## begin QUOTED PASSAGE

[
https://issues.apache.org/jira/browse/ZOOKEEPER-1453?page=com.atlassian.jira.plugin.system.issuetabpanels:comment-tabpanel&focusedCommentId=13412379#comment-13412379
]
Bill Bridge commented on ZOOKEEPER-1453:
----------------------------------------
Yes a full redesign of the logging system would be too much for this problem.
Corruptions usually come from software bugs that misdirect data when writing or
when the storage accidentally fails to write (note that writing to the wrong
place can look like sa lost write at the correct place). Another common source
is administrator mistakes like copying data to the wrong file or simultaneously
assigning the same file to two different uses. Bit flips within a sector do not
happen with disks. I think the CRC is a reasonable check value for the kinds of
corruption we are likely to encounter.

## end QUOTED PASSAGE

▶ TASK A
Update the listing entries from the line containing "- macd-histogram-bar: [394, 337, 399, 345]" down through the line containing "- candle-body: [315, 186, 320, 190]", replacing "candle-body" with "candlestick-body" and leaving everything else unchanged.
The text above and the listing that follows are unrelated to each other.

## begin RECORDS TO PROCESS

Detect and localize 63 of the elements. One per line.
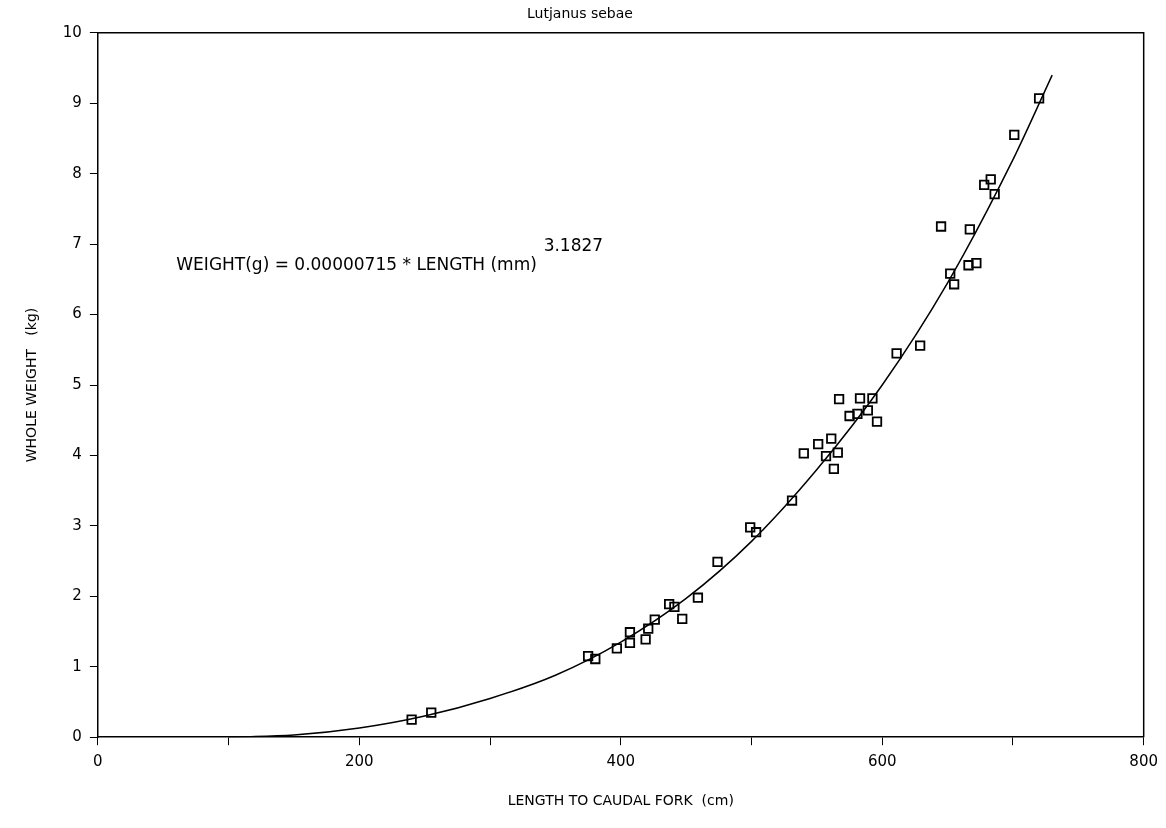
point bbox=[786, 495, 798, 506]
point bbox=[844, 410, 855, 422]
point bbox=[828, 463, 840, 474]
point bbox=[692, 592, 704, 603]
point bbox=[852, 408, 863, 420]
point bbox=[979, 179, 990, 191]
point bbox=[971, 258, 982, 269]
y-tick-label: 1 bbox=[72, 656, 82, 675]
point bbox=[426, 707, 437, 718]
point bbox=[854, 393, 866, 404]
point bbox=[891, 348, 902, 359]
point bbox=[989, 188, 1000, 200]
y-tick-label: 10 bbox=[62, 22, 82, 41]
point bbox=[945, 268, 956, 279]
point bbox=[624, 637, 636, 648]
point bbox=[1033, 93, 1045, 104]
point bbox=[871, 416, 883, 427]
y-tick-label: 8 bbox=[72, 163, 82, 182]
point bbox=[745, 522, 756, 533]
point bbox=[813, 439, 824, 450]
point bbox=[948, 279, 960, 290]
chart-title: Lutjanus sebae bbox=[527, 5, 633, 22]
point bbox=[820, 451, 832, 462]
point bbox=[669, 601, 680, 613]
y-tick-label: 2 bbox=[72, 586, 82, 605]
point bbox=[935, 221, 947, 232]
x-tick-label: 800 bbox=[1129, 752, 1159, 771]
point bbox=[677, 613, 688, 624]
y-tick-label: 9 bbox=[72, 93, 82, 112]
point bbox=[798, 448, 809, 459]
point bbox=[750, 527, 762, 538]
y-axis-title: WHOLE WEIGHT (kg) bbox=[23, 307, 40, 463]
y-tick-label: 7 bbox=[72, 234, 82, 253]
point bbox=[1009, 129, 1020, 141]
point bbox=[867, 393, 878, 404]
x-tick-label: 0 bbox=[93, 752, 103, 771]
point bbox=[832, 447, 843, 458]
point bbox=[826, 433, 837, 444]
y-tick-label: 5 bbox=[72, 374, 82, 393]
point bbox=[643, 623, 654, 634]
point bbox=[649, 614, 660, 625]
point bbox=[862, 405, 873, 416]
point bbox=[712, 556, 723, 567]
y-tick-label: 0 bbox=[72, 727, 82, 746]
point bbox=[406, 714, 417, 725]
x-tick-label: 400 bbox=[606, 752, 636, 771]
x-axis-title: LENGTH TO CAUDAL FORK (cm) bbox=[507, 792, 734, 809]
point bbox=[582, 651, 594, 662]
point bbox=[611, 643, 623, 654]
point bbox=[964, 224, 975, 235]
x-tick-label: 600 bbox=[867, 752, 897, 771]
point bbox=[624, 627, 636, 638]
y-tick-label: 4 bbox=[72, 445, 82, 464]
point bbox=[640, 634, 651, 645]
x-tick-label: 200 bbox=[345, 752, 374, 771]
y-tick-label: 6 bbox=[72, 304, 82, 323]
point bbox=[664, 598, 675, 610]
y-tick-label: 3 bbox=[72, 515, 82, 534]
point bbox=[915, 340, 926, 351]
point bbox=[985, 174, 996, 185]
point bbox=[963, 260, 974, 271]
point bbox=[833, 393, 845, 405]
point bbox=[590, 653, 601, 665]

## end RECORDS TO PROCESS
## begin RECORDS TO PROCESS

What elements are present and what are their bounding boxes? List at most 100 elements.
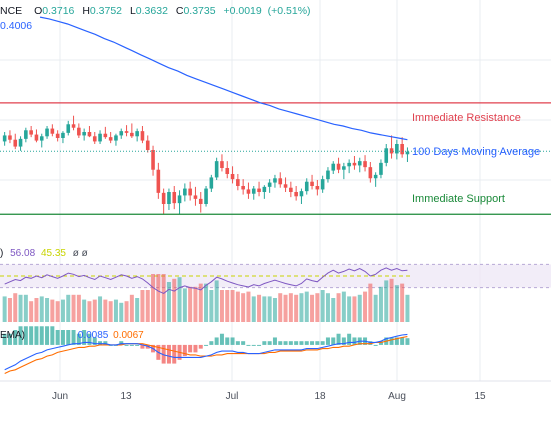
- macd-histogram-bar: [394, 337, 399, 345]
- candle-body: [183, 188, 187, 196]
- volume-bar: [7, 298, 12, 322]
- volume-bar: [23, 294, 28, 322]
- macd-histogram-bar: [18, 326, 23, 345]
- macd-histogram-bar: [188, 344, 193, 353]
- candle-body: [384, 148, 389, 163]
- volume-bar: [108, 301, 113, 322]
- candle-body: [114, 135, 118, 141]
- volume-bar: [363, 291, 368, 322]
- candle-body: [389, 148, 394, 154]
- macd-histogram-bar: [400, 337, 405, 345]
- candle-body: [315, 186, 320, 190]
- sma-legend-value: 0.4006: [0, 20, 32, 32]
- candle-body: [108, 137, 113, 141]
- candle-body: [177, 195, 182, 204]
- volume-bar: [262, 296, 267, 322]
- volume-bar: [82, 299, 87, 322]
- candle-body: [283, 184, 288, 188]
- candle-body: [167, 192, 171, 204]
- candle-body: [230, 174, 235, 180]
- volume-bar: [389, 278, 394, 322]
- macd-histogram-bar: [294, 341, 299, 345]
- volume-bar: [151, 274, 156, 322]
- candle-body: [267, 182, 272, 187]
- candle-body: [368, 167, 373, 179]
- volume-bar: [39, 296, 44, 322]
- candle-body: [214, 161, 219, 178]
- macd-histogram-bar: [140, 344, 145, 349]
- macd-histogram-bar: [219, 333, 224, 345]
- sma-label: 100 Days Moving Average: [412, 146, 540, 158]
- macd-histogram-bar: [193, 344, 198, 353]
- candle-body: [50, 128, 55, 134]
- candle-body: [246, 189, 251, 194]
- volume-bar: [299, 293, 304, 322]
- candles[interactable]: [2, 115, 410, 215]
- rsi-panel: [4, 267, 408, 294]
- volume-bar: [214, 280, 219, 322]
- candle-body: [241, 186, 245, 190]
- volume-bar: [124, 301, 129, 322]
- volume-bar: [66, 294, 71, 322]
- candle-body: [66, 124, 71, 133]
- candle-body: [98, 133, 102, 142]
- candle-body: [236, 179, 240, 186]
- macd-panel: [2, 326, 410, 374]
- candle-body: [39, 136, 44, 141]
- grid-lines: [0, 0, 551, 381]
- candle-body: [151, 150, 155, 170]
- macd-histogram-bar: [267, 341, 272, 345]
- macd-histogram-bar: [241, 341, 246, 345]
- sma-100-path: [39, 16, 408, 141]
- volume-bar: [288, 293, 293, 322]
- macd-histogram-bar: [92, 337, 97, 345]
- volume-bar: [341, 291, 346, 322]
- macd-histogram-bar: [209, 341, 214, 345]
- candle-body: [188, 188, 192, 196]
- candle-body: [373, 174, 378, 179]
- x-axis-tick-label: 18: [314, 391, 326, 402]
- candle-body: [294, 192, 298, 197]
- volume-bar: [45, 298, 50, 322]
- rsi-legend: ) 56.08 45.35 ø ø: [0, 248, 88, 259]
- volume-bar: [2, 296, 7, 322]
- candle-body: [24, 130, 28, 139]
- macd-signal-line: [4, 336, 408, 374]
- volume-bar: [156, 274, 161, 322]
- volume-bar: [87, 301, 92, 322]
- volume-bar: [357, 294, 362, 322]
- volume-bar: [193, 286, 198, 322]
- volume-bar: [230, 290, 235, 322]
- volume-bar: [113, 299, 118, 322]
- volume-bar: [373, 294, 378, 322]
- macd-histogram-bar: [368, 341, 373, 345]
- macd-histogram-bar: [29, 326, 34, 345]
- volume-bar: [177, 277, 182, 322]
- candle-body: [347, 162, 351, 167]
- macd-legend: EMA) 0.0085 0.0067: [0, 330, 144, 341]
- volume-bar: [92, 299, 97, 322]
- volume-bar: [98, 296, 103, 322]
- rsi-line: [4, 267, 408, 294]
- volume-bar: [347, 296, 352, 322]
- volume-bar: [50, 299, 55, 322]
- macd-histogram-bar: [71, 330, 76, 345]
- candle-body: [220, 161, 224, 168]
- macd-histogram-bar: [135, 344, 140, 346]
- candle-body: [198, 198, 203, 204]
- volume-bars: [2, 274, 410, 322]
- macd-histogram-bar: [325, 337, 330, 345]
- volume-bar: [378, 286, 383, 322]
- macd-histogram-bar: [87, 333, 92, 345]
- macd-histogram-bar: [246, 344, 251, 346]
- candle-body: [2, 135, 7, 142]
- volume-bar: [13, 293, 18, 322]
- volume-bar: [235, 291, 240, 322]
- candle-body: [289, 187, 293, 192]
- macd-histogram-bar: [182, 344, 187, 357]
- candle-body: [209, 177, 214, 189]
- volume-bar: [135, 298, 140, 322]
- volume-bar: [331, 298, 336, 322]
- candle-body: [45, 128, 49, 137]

## end RECORDS TO PROCESS

▶ TASK B
According to the issue comment, what kind of error does not happen with disks?

▶ WORKED SOLUTION A
- macd-histogram-bar: [394, 337, 399, 345]
- candlestick-body: [183, 188, 187, 196]
- volume-bar: [7, 298, 12, 322]
- volume-bar: [23, 294, 28, 322]
- macd-histogram-bar: [18, 326, 23, 345]
- macd-histogram-bar: [188, 344, 193, 353]
- candlestick-body: [384, 148, 389, 163]
- volume-bar: [108, 301, 113, 322]
- candlestick-body: [114, 135, 118, 141]
- volume-bar: [363, 291, 368, 322]
- candlestick-body: [389, 148, 394, 154]
- macd-histogram-bar: [400, 337, 405, 345]
- candlestick-body: [315, 186, 320, 190]

▶ WORKED SOLUTION B
Bit flips within a sector.